╔══

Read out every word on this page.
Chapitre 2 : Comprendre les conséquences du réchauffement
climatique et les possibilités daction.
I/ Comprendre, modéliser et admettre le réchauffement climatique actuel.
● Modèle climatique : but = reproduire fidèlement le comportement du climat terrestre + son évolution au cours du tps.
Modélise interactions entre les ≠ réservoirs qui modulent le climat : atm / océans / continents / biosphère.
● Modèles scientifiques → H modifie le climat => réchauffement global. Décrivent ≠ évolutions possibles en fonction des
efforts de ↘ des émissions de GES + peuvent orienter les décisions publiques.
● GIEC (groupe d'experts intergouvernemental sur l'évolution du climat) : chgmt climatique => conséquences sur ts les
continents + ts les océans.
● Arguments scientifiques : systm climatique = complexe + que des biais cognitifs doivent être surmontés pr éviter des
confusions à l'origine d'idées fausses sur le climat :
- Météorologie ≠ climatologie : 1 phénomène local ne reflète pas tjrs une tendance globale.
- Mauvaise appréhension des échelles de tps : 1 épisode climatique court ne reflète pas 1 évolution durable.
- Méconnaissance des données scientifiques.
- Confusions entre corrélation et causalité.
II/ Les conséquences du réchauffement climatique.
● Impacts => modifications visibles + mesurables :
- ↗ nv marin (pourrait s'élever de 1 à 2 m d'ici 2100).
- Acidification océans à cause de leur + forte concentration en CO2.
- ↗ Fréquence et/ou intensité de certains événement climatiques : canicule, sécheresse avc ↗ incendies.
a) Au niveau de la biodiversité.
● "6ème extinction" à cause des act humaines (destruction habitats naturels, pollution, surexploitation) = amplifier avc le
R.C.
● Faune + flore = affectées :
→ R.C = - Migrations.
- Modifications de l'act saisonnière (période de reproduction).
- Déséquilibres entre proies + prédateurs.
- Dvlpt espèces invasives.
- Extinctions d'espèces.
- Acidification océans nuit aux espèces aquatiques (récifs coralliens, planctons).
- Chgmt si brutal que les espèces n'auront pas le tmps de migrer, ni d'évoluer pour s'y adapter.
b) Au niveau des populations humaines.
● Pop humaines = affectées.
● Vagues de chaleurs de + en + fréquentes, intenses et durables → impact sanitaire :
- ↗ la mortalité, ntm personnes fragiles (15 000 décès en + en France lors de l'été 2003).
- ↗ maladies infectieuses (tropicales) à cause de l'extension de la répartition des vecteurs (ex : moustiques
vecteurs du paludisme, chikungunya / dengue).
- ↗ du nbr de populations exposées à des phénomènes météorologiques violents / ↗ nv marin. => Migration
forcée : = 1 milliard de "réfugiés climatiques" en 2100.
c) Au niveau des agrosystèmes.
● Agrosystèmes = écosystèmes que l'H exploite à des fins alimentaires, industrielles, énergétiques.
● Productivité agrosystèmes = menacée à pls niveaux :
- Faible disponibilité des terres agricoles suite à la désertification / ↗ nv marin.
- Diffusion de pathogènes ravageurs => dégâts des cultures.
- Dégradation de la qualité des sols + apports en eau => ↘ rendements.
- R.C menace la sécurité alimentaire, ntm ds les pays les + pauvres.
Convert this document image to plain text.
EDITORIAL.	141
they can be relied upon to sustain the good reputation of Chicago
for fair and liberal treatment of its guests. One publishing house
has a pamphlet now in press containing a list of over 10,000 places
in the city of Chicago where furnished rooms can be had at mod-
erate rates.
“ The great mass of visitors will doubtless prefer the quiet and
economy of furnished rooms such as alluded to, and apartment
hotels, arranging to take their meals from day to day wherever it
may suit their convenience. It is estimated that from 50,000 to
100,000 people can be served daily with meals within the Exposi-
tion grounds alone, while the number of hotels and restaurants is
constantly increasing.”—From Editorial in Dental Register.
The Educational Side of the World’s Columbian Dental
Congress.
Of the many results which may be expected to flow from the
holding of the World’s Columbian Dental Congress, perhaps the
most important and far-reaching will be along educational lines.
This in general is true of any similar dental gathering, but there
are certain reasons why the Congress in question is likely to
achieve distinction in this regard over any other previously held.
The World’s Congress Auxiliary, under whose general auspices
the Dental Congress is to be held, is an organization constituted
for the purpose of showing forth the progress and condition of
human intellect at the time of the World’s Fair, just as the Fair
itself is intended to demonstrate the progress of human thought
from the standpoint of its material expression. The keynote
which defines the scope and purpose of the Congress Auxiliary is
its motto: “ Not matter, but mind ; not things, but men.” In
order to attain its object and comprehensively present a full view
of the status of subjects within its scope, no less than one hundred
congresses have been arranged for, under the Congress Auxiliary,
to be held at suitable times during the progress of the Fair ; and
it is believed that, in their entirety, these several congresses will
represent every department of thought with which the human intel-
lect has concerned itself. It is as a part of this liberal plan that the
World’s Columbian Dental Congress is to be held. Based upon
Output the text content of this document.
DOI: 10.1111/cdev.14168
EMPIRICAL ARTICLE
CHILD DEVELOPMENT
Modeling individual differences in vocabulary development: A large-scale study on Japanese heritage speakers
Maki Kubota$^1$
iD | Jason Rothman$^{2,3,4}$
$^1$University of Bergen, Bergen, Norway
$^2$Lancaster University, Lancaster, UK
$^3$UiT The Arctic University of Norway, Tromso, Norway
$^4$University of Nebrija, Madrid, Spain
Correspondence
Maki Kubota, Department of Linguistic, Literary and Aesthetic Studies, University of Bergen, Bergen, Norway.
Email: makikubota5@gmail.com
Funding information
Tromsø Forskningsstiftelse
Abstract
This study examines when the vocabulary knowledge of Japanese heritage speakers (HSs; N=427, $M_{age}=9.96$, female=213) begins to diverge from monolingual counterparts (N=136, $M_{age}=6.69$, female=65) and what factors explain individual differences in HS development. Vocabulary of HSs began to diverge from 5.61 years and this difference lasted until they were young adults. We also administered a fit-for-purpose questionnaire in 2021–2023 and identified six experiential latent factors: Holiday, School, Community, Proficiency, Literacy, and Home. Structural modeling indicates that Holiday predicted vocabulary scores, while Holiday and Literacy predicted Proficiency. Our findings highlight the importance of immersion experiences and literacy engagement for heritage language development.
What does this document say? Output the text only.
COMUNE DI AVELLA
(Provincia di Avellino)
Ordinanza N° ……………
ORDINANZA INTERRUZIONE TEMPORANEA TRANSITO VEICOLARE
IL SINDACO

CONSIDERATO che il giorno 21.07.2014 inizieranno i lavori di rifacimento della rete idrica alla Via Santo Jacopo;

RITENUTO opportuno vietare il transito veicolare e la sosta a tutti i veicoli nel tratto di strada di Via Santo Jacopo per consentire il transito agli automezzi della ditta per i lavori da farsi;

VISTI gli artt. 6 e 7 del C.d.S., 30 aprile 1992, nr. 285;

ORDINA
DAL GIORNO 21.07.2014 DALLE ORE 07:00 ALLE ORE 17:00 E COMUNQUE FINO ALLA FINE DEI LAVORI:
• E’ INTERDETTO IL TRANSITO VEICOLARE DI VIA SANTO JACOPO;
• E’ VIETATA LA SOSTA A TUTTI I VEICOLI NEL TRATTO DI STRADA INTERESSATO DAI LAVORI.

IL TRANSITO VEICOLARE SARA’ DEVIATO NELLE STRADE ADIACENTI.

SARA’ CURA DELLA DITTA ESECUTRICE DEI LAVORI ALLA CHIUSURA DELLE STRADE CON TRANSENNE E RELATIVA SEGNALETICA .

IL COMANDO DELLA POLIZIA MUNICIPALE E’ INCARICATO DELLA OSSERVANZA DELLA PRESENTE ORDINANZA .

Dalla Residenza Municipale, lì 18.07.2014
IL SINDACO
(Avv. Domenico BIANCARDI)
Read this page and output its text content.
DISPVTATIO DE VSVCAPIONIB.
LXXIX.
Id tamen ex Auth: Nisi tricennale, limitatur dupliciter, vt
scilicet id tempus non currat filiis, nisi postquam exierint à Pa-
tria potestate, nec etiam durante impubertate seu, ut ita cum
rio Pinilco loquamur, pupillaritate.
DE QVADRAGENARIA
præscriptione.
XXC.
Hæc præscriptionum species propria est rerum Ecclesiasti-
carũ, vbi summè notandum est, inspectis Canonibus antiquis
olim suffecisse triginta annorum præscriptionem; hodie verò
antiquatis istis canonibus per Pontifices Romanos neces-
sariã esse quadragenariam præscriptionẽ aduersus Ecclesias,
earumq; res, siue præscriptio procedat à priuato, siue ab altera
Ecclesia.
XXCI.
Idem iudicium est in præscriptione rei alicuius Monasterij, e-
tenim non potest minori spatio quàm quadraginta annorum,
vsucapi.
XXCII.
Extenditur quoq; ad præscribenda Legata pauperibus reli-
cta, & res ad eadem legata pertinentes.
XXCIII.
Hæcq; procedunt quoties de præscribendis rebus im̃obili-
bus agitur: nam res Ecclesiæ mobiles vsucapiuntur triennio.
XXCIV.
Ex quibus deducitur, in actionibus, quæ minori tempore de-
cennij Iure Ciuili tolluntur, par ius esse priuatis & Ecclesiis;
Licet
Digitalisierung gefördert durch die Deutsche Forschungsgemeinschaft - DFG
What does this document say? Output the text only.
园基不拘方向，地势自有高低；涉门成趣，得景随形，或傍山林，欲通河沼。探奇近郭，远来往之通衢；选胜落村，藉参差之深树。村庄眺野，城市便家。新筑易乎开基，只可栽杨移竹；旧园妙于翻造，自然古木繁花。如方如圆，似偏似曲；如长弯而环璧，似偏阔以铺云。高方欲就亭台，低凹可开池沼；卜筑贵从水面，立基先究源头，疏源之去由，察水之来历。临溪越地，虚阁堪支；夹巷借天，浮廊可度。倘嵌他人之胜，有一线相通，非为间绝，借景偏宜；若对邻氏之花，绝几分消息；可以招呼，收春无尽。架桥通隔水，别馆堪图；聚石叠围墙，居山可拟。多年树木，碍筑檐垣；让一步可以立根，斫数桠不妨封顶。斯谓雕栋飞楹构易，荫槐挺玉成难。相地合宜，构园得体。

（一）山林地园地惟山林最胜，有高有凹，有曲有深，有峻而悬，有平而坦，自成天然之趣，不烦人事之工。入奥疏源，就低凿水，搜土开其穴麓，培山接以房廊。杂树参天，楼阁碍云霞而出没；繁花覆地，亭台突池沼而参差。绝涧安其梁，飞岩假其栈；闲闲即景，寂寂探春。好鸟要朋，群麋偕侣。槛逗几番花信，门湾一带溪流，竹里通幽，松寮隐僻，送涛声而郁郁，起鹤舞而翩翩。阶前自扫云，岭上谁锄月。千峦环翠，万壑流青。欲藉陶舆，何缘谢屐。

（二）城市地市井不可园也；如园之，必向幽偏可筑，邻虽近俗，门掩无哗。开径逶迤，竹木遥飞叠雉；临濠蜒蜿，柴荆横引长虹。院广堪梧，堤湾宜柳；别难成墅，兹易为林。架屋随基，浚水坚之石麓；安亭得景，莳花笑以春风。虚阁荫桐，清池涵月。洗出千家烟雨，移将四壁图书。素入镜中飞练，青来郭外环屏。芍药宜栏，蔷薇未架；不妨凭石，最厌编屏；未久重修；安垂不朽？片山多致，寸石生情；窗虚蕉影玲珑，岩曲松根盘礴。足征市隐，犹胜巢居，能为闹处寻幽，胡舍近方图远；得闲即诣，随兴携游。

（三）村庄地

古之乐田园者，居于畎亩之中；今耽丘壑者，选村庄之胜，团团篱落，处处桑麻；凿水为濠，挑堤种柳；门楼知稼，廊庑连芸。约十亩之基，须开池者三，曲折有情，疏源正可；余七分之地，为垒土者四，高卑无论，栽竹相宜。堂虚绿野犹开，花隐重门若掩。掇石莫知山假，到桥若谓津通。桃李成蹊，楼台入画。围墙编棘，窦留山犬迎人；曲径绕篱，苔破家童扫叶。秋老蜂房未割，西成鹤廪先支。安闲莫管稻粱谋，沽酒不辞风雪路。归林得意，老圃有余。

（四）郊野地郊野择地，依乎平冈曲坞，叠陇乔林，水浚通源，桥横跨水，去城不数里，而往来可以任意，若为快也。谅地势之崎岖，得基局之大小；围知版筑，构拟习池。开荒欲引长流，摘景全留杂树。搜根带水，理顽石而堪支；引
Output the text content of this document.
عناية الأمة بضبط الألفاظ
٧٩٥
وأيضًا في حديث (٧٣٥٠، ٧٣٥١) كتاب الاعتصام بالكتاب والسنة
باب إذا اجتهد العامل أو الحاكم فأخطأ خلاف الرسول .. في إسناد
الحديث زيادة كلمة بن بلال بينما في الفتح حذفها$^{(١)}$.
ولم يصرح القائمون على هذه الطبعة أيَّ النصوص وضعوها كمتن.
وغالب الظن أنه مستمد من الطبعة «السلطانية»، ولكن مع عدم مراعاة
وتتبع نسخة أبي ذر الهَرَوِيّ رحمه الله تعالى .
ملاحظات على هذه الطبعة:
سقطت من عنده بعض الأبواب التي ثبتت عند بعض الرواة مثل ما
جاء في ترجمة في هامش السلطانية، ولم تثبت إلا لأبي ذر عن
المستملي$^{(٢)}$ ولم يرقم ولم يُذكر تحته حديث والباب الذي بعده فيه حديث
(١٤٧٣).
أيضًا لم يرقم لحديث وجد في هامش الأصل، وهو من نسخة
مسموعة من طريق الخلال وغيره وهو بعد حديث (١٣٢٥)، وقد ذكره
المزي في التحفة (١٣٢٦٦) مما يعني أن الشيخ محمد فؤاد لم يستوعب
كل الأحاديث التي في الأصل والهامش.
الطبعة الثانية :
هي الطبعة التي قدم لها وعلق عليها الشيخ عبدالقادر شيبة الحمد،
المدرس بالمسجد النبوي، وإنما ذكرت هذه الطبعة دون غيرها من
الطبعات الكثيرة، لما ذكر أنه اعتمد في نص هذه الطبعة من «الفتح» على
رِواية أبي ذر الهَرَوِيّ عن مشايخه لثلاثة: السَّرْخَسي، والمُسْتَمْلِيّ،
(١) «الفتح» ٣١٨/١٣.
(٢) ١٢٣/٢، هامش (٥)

╚══

*What the task requires:* Working from the listing above, pick out every line that has "entre" and copy it.

*Solved exercise:*
Modélise interactions entre les ≠ réservoirs qui modulent le climat : atm / océans / continents / biosphère.
- Confusions entre corrélation et causalité.
- Déséquilibres entre proies + prédateurs.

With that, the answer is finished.